Aim of the task:
Pull out every line below containing the word "arrow".

Supplied data:
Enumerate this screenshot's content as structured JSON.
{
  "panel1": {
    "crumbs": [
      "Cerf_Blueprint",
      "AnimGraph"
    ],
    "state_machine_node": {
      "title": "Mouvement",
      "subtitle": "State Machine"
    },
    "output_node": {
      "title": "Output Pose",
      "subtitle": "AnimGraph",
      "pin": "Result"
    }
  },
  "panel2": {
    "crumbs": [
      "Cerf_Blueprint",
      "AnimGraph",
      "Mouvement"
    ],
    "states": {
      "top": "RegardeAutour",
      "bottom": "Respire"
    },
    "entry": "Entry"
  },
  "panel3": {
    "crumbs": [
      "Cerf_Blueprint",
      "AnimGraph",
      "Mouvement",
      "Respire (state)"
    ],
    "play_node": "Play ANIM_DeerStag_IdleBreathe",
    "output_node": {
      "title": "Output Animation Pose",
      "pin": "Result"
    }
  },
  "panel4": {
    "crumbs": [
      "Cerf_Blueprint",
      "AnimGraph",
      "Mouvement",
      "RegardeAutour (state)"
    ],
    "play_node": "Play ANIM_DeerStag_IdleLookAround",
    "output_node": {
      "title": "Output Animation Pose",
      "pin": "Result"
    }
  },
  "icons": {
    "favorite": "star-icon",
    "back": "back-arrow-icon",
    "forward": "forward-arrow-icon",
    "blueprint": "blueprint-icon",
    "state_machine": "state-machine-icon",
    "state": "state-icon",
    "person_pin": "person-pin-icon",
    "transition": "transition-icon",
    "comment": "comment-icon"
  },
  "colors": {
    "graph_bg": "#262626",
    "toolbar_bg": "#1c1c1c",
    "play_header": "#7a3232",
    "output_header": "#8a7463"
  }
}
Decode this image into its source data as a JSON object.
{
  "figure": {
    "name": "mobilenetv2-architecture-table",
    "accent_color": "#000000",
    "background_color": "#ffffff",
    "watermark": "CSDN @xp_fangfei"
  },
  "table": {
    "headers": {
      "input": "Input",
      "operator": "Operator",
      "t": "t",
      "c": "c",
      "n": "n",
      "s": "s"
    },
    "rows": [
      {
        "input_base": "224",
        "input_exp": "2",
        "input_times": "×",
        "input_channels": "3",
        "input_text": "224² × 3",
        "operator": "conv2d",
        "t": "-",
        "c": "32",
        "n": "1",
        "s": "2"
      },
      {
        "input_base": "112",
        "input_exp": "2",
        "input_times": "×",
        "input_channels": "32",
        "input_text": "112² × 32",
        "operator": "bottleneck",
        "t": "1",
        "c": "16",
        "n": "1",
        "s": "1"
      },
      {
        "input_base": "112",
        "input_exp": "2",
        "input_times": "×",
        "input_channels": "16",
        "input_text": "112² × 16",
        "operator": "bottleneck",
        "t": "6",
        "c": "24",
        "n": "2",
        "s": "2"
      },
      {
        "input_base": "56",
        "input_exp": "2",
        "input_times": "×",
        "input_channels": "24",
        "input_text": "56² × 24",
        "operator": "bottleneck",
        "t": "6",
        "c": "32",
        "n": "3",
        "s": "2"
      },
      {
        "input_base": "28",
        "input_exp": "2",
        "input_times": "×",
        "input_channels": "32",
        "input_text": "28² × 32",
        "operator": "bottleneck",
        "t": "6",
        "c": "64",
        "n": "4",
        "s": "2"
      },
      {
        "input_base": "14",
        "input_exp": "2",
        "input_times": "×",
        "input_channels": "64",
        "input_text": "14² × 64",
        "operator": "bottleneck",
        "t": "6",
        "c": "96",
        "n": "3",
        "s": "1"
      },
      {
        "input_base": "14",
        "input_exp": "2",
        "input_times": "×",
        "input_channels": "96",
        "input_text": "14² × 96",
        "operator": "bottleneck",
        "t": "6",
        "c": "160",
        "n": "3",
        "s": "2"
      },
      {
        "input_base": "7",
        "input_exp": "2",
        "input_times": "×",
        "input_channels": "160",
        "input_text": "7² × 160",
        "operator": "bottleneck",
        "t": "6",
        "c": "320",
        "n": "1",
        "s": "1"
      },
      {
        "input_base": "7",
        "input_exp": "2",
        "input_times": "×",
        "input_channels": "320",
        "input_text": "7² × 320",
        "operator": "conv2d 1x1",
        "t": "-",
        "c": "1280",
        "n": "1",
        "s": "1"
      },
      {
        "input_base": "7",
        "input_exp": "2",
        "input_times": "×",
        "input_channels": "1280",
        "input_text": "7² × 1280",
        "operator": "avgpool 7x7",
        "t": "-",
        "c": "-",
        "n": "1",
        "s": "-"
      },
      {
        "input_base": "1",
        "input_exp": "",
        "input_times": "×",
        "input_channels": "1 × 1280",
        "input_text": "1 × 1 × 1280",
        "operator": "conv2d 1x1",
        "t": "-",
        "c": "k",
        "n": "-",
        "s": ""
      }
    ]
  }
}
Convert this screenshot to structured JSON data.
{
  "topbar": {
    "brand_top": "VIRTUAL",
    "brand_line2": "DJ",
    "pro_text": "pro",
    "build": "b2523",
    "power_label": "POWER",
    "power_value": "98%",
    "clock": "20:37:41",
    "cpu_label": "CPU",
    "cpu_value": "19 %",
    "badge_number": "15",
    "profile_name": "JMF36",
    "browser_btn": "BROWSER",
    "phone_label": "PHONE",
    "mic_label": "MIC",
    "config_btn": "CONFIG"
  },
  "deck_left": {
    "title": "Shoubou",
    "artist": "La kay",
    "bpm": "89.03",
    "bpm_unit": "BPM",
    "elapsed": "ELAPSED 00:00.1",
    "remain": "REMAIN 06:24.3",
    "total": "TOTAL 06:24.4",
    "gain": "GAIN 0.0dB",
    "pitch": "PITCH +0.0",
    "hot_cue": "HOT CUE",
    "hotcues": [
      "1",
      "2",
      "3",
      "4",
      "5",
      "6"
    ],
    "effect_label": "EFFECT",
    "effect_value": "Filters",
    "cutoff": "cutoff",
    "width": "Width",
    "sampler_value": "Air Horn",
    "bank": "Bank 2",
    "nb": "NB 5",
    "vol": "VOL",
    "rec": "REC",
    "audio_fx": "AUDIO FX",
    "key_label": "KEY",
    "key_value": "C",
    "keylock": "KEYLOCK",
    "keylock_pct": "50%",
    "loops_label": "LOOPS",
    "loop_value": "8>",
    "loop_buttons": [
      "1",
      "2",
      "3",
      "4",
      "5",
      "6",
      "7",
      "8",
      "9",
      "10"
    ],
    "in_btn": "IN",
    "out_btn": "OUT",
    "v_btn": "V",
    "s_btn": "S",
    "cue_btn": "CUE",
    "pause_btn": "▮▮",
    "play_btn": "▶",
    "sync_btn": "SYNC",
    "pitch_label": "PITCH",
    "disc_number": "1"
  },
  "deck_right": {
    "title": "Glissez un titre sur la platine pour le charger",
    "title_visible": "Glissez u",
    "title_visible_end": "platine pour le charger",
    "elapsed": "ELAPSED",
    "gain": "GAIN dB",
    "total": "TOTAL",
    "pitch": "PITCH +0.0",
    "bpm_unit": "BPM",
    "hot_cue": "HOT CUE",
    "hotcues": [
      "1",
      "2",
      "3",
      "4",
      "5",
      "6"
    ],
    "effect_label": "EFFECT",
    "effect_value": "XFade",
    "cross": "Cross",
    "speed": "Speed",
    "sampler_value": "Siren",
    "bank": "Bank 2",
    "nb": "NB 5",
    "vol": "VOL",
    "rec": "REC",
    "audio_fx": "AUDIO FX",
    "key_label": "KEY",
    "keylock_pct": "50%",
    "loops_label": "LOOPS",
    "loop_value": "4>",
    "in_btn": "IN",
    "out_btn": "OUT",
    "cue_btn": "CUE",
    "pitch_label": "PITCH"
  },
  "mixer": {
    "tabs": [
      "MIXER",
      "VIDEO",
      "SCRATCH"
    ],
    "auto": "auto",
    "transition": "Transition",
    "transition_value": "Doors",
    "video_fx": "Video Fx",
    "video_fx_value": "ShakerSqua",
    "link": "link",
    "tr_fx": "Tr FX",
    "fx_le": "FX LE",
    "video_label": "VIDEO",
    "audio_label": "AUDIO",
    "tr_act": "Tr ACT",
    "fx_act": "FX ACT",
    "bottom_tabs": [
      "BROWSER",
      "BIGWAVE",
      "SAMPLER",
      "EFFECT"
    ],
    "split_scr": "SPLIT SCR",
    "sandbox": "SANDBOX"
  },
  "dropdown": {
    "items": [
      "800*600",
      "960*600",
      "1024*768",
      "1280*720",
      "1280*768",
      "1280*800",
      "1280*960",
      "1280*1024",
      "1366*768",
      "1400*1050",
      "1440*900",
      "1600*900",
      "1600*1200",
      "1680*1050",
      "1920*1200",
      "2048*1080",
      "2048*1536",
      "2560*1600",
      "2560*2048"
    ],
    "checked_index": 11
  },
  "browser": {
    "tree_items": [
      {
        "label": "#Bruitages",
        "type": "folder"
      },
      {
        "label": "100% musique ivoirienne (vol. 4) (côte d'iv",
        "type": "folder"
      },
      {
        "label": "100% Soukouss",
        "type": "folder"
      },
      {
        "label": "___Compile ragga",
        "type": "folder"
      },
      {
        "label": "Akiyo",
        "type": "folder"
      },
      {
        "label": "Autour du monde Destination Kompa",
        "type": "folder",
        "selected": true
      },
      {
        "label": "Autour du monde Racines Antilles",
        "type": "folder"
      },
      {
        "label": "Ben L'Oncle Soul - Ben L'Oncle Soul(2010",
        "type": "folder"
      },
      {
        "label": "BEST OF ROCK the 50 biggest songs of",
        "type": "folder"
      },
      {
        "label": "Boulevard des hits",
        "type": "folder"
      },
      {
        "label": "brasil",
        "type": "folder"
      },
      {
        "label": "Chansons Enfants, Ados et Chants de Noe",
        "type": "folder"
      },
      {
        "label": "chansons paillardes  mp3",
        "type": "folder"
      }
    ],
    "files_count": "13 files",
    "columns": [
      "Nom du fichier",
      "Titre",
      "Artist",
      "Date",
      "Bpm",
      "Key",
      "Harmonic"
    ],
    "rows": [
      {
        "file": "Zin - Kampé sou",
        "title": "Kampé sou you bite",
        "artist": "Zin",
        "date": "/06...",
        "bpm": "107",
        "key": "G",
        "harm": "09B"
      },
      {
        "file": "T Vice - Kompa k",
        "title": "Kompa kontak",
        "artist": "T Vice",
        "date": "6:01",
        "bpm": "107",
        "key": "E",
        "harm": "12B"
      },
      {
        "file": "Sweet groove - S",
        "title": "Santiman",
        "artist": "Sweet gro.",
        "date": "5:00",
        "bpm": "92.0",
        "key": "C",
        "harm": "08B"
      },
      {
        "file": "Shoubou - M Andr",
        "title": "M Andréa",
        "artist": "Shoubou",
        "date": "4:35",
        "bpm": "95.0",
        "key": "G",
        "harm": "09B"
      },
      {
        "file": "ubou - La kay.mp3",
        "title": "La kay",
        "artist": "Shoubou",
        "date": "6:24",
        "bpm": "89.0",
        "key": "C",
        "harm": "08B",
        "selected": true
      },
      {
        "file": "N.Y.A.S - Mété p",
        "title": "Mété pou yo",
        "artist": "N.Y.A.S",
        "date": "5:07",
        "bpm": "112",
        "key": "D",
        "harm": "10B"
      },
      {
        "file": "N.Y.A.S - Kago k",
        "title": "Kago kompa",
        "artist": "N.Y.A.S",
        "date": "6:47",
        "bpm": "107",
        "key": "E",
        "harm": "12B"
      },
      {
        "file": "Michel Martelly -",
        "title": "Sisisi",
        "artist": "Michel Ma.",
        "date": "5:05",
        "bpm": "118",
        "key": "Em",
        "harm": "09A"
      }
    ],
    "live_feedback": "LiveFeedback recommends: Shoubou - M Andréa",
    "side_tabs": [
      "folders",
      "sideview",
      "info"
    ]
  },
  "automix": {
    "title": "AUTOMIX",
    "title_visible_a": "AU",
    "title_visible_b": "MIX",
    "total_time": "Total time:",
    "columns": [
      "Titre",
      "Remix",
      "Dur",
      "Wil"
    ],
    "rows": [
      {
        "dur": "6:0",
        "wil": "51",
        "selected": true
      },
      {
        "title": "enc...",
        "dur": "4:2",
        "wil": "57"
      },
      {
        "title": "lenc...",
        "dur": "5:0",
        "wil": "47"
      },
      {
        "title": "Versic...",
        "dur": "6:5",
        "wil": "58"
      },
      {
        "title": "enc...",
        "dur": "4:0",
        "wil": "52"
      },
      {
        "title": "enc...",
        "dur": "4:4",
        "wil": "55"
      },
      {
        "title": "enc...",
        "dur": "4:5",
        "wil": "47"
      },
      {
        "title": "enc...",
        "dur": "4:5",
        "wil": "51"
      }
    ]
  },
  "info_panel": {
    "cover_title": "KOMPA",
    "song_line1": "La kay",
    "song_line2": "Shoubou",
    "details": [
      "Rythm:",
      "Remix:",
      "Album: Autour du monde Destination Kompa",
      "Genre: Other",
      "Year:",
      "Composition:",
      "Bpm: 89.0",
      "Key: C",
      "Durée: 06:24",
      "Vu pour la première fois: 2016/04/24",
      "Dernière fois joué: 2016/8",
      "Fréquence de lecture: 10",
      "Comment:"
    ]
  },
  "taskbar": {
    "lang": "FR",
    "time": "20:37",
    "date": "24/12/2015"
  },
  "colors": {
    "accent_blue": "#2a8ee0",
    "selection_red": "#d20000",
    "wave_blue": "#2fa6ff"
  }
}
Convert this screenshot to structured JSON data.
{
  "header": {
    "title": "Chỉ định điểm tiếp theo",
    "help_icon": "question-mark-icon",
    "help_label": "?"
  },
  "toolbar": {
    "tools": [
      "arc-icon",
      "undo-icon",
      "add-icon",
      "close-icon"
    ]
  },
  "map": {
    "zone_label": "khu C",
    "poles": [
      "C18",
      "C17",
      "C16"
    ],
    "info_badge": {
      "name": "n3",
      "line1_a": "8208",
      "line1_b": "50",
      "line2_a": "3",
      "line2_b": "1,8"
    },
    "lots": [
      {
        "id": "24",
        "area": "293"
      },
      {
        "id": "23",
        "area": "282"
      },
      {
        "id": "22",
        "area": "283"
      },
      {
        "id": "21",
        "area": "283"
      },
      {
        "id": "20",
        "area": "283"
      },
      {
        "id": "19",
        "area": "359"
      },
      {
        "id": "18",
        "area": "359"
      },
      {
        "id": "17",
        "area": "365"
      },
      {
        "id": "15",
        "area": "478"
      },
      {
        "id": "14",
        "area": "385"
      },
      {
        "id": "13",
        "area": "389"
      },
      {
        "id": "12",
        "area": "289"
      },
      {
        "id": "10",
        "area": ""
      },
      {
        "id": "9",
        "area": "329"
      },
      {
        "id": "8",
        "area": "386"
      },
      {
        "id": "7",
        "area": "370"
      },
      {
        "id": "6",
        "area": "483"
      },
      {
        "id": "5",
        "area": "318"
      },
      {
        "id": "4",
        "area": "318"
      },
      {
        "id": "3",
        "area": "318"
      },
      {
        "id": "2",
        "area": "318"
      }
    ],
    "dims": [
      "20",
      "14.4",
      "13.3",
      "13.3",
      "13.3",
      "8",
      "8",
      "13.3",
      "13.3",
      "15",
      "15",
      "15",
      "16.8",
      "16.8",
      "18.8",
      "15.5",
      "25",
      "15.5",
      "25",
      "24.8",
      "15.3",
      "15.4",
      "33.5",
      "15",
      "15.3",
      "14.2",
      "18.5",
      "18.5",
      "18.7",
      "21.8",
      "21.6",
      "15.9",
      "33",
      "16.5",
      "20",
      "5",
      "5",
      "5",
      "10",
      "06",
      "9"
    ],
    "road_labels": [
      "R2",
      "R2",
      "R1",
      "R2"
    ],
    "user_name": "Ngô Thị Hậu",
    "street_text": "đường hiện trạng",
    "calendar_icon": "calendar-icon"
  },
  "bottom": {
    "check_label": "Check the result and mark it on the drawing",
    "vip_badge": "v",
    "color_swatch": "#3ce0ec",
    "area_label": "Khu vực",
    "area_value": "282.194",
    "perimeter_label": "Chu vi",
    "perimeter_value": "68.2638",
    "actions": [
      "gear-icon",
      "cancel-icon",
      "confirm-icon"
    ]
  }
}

Finished exercise:
    "back": "back-arrow-icon",
    "forward": "forward-arrow-icon",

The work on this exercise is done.